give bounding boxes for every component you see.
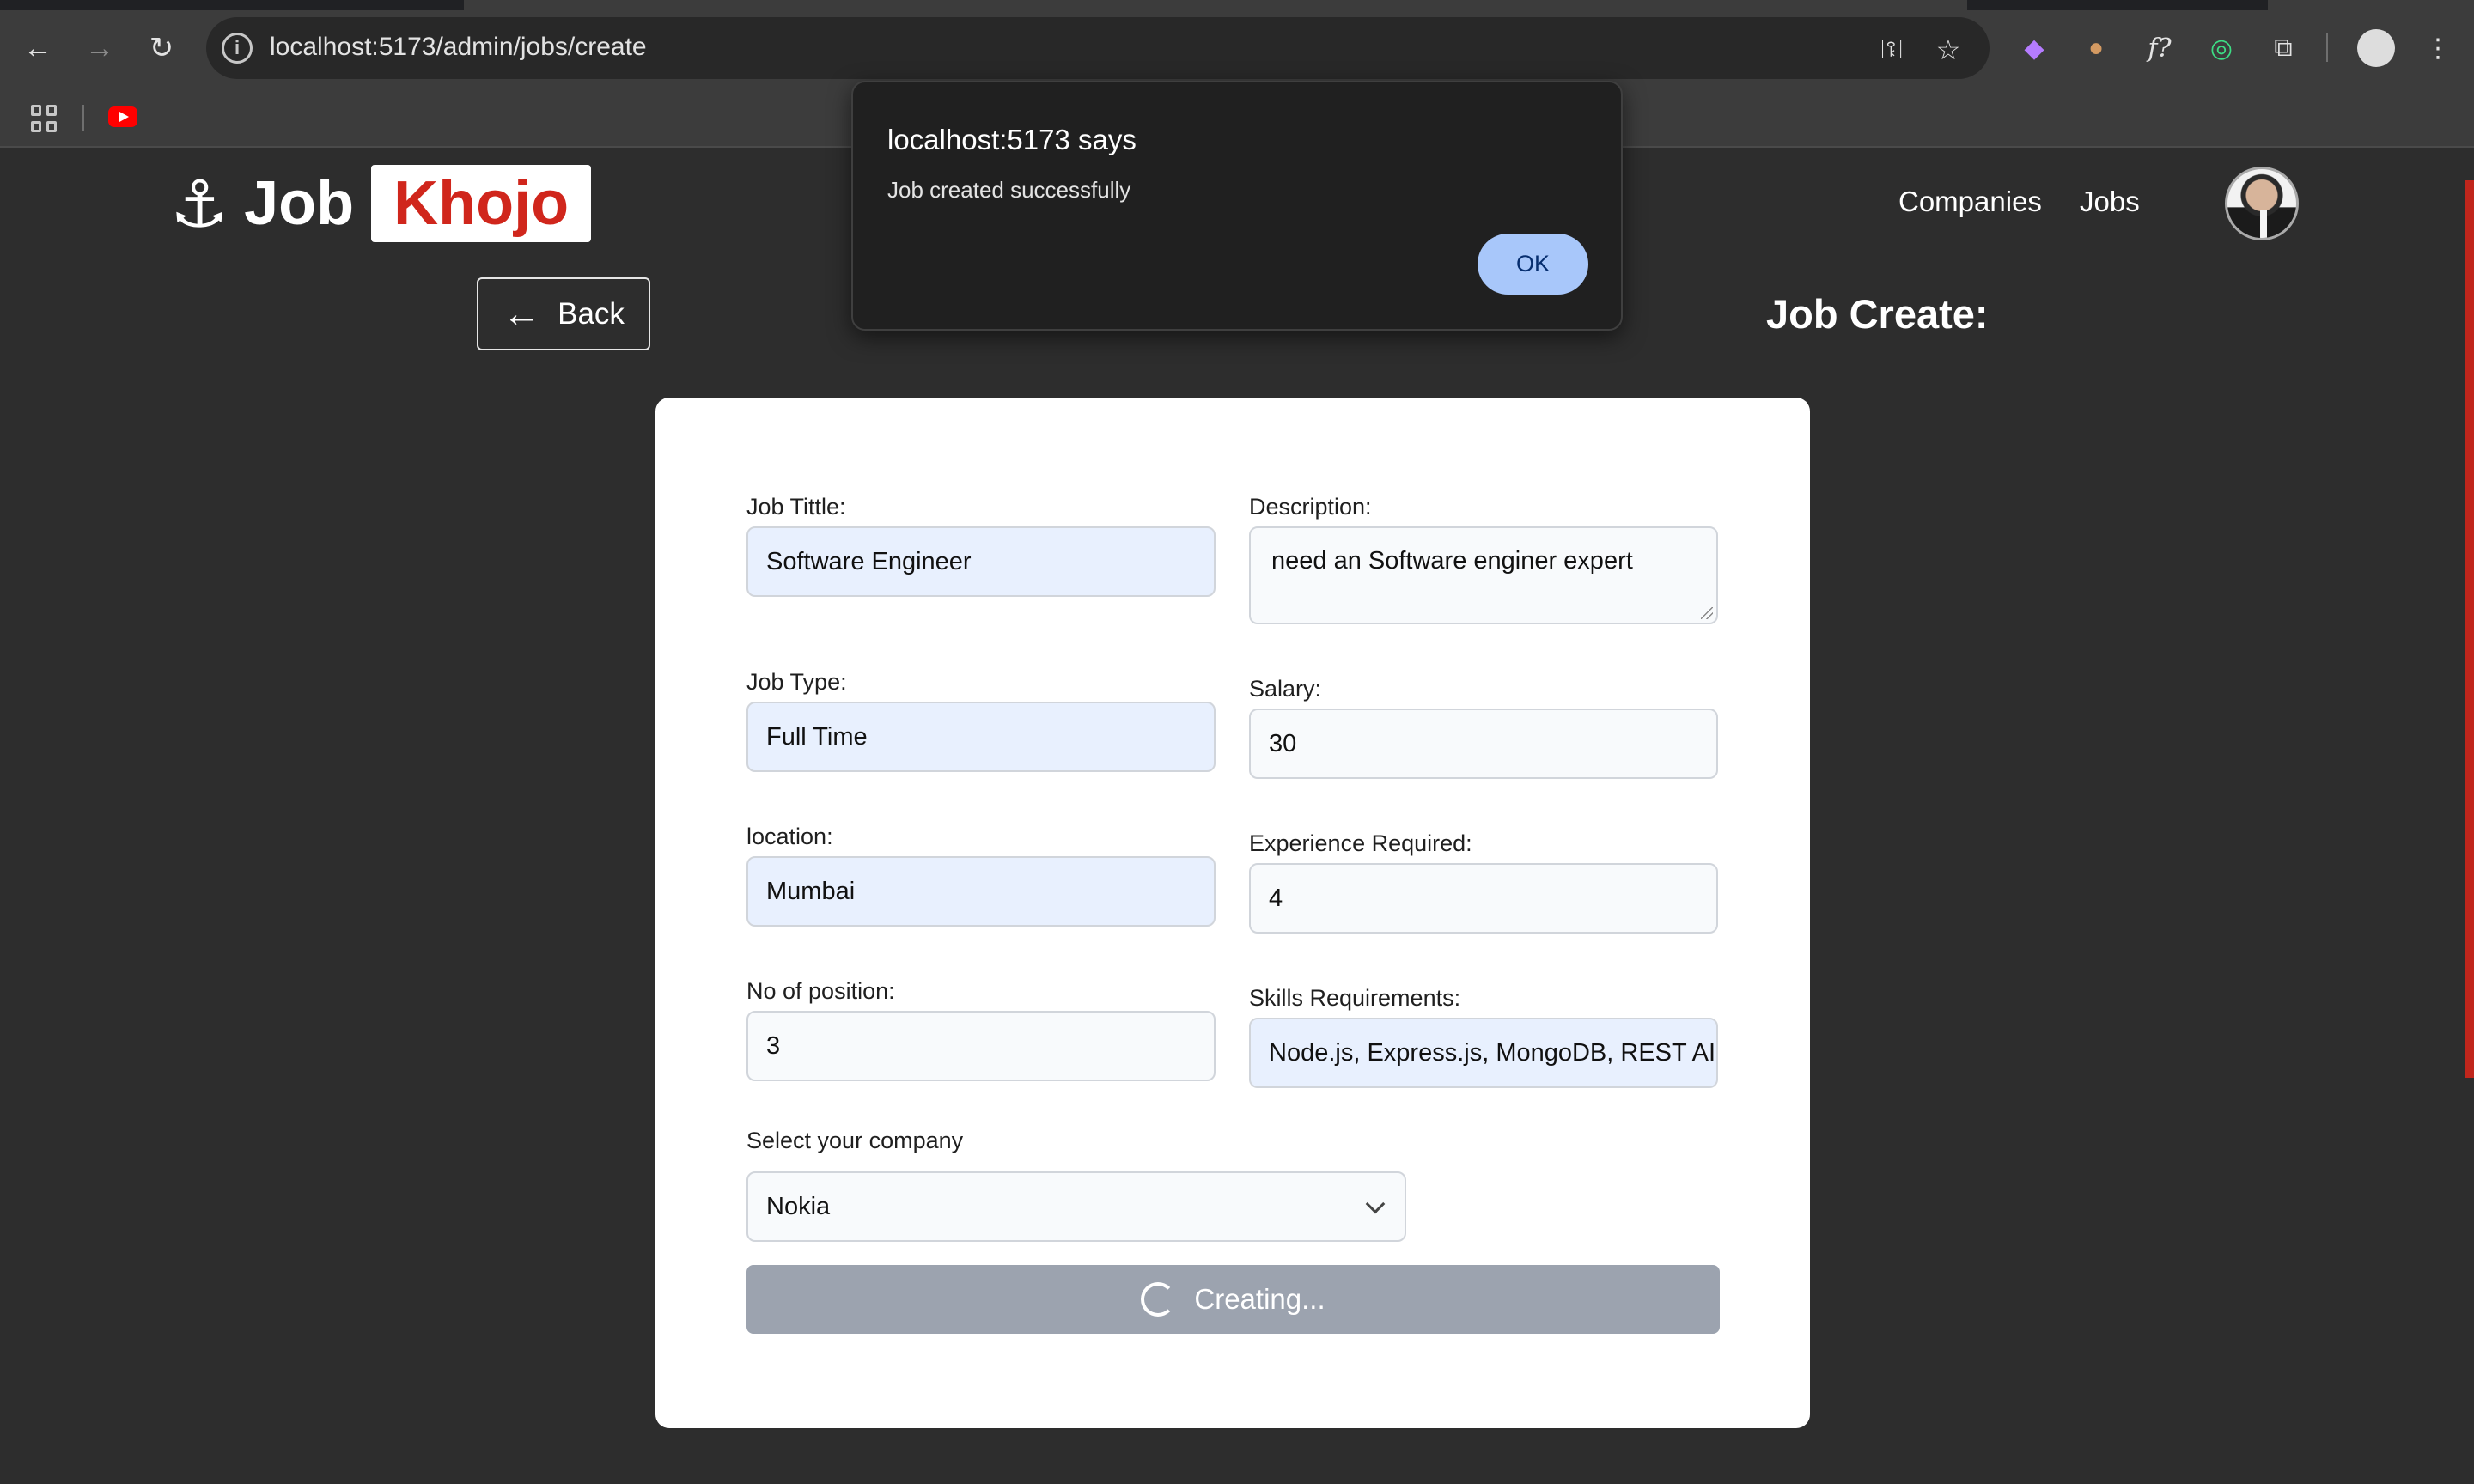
company-select-value: Nokia (766, 1193, 831, 1220)
salary-input[interactable]: 30 (1249, 709, 1718, 779)
extension-icon[interactable]: ◆ (2017, 31, 2051, 65)
skills-input[interactable]: Node.js, Express.js, MongoDB, REST AI (1249, 1018, 1718, 1088)
positions-input[interactable]: 3 (746, 1011, 1216, 1081)
resize-handle-icon[interactable] (1701, 607, 1713, 619)
apps-grid-icon[interactable] (31, 105, 58, 132)
site-info-icon[interactable]: i (222, 33, 253, 64)
chevron-down-icon (1365, 1194, 1386, 1214)
back-button[interactable]: ← Back (477, 277, 650, 350)
toolbar-divider (2326, 33, 2328, 62)
company-select[interactable]: Nokia (746, 1171, 1406, 1242)
brand-logo[interactable]: ⚓ Job Khojo (170, 165, 592, 242)
key-icon[interactable]: ⚿ (1874, 33, 1909, 67)
tab[interactable] (2268, 0, 2474, 10)
back-button-label: Back (558, 296, 625, 331)
alert-dialog: localhost:5173 says Job created successf… (851, 81, 1623, 331)
job-create-form: Job Tittle: Software Engineer Descriptio… (655, 398, 1810, 1428)
cookie-icon[interactable]: ● (2079, 31, 2113, 65)
font-icon[interactable]: f? (2142, 31, 2177, 65)
forward-arrow-icon[interactable]: → (81, 29, 119, 67)
create-job-button-label: Creating... (1194, 1283, 1325, 1315)
nav-link-jobs[interactable]: Jobs (2080, 186, 2140, 218)
page: ⚓ Job Khojo Companies Jobs ← Back Job Cr… (0, 148, 2474, 1484)
salary-label: Salary: (1249, 676, 1322, 702)
create-job-button[interactable]: Creating... (746, 1265, 1720, 1334)
address-bar[interactable]: i localhost:5173/admin/jobs/create ⚿ ☆ (206, 17, 1990, 79)
skills-label: Skills Requirements: (1249, 985, 1461, 1011)
profile-avatar[interactable] (2357, 29, 2395, 67)
job-title-input[interactable]: Software Engineer (746, 526, 1216, 597)
youtube-icon[interactable] (108, 106, 137, 127)
url-text[interactable]: localhost:5173/admin/jobs/create (270, 33, 647, 62)
arrow-left-icon: ← (503, 292, 541, 335)
description-label: Description: (1249, 494, 1372, 520)
browser-toolbar: ← → ↻ i localhost:5173/admin/jobs/create… (0, 0, 2474, 93)
alert-ok-button[interactable]: OK (1478, 234, 1588, 295)
puzzle-icon[interactable]: ⧉ (2266, 31, 2300, 65)
experience-input[interactable]: 4 (1249, 863, 1718, 934)
location-label: location: (746, 824, 833, 849)
description-value: need an Software enginer expert (1271, 547, 1633, 575)
location-input[interactable]: Mumbai (746, 856, 1216, 927)
description-textarea[interactable]: need an Software enginer expert (1249, 526, 1718, 624)
nav-link-companies[interactable]: Companies (1898, 186, 2042, 218)
positions-label: No of position: (746, 978, 895, 1004)
loading-spinner-icon (1141, 1282, 1176, 1317)
scrollbar[interactable] (2465, 180, 2474, 1078)
star-icon[interactable]: ☆ (1931, 33, 1965, 67)
anchor-icon: ⚓ (170, 167, 229, 241)
tab-strip (0, 0, 2474, 10)
reload-icon[interactable]: ↻ (143, 29, 180, 67)
page-title: Job Create: (1766, 291, 1989, 337)
target-icon[interactable]: ◎ (2204, 31, 2239, 65)
active-tab[interactable] (464, 0, 1967, 10)
job-type-input[interactable]: Full Time (746, 702, 1216, 772)
alert-title: localhost:5173 says (887, 124, 1136, 155)
job-type-label: Job Type: (746, 669, 847, 695)
experience-label: Experience Required: (1249, 830, 1472, 856)
job-title-label: Job Tittle: (746, 494, 846, 520)
logo-khojo-text: Khojo (371, 165, 592, 242)
bookmark-divider (82, 105, 84, 131)
alert-message: Job created successfully (887, 177, 1131, 203)
user-avatar[interactable] (2225, 167, 2299, 240)
back-arrow-icon[interactable]: ← (19, 29, 57, 67)
company-label: Select your company (746, 1128, 964, 1153)
kebab-menu-icon[interactable]: ⋮ (2421, 31, 2455, 65)
logo-job-text: Job (244, 169, 355, 238)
++++++
> **Exercise requirements**: Reproduce only the part of the records that opens with the line containing "company-select-value: Nokia (766, 1193, 831, 1220)" and closes with the line containing "positions-input[interactable]: 3 (746, 1011, 1216, 1081)", swapping "extension-icon" for "extension-button" and leaving everything else unchanged.

> **Correct answer**:
company-select-value: Nokia (766, 1193, 831, 1220)
salary-input[interactable]: 30 (1249, 709, 1718, 779)
extension-button[interactable]: ◆ (2017, 31, 2051, 65)
skills-input[interactable]: Node.js, Express.js, MongoDB, REST AI (1249, 1018, 1718, 1088)
positions-input[interactable]: 3 (746, 1011, 1216, 1081)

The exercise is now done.